== Work to be completed ==
Each line that holds the word "Social" is to be identified and copied.
--- start of Provided entries ---
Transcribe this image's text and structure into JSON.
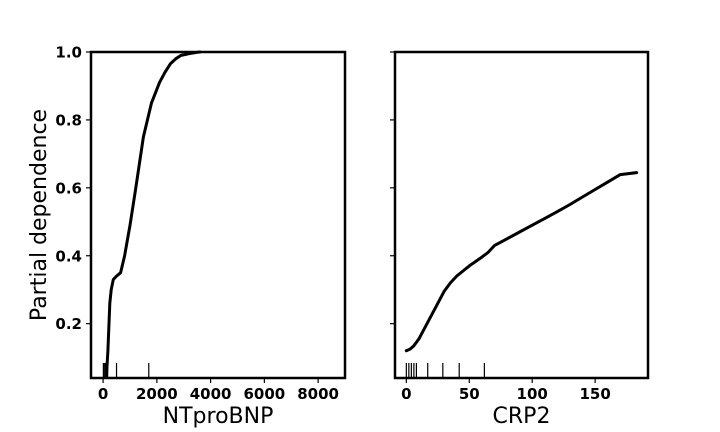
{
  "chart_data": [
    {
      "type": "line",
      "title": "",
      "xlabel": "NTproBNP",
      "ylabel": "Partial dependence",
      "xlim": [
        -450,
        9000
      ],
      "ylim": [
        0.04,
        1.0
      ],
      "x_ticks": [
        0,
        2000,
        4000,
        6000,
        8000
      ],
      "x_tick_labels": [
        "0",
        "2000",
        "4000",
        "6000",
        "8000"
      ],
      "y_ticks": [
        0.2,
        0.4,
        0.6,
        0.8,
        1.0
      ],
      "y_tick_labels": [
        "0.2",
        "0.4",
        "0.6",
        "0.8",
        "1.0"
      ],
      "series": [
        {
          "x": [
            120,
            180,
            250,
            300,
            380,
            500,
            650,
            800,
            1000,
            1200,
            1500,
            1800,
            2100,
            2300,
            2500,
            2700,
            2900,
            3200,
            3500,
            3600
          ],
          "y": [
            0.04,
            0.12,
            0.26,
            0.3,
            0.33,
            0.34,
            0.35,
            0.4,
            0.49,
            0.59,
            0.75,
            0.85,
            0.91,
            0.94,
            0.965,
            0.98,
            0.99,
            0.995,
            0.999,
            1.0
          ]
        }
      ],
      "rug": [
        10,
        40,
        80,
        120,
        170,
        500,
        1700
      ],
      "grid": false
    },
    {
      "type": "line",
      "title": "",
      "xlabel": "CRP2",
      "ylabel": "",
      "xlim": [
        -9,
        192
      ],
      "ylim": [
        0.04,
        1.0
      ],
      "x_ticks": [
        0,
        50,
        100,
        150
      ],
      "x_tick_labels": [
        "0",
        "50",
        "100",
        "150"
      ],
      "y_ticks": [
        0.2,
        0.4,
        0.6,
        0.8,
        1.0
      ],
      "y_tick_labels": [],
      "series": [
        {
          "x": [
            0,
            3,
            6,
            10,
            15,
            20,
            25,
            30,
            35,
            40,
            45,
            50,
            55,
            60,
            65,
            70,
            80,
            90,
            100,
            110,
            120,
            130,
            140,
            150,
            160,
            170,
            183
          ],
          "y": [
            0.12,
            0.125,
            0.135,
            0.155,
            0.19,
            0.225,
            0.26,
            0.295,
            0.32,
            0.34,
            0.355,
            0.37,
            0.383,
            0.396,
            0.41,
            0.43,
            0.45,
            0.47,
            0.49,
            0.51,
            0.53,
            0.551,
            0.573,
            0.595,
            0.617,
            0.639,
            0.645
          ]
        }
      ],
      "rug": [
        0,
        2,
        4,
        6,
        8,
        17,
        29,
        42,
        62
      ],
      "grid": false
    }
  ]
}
--- end of Provided entries ---
--- start of Provided entries ---
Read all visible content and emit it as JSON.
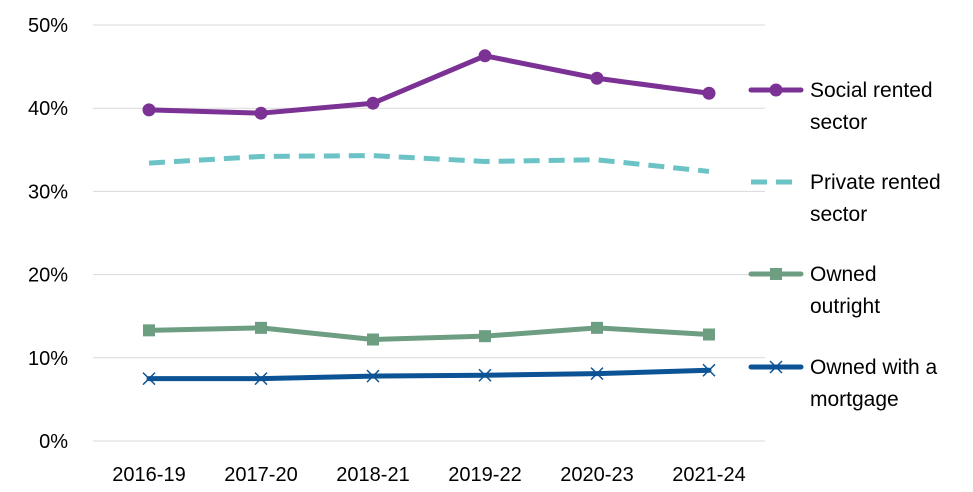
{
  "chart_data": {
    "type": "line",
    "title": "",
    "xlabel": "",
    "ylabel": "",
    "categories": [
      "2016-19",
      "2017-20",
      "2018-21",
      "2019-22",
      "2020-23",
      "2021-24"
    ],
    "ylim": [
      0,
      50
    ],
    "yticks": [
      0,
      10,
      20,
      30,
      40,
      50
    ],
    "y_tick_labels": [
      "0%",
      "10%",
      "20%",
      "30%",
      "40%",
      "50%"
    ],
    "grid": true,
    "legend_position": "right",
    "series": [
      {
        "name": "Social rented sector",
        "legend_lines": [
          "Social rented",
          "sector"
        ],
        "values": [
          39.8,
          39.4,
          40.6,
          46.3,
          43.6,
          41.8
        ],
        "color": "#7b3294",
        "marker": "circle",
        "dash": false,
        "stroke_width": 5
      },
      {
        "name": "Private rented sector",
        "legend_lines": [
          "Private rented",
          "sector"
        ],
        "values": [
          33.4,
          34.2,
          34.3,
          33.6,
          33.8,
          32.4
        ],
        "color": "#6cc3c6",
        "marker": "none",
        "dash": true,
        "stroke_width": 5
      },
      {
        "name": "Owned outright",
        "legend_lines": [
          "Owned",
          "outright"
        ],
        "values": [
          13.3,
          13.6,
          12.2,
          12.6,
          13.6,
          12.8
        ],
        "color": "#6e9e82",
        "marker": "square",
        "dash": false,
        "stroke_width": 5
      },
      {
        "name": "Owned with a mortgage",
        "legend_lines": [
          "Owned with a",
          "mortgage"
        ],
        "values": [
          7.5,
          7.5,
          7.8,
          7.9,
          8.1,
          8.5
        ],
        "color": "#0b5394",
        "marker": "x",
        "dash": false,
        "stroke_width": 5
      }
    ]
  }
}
--- end of Provided entries ---
== Written response ==
        "name": "Social rented sector",
          "Social rented",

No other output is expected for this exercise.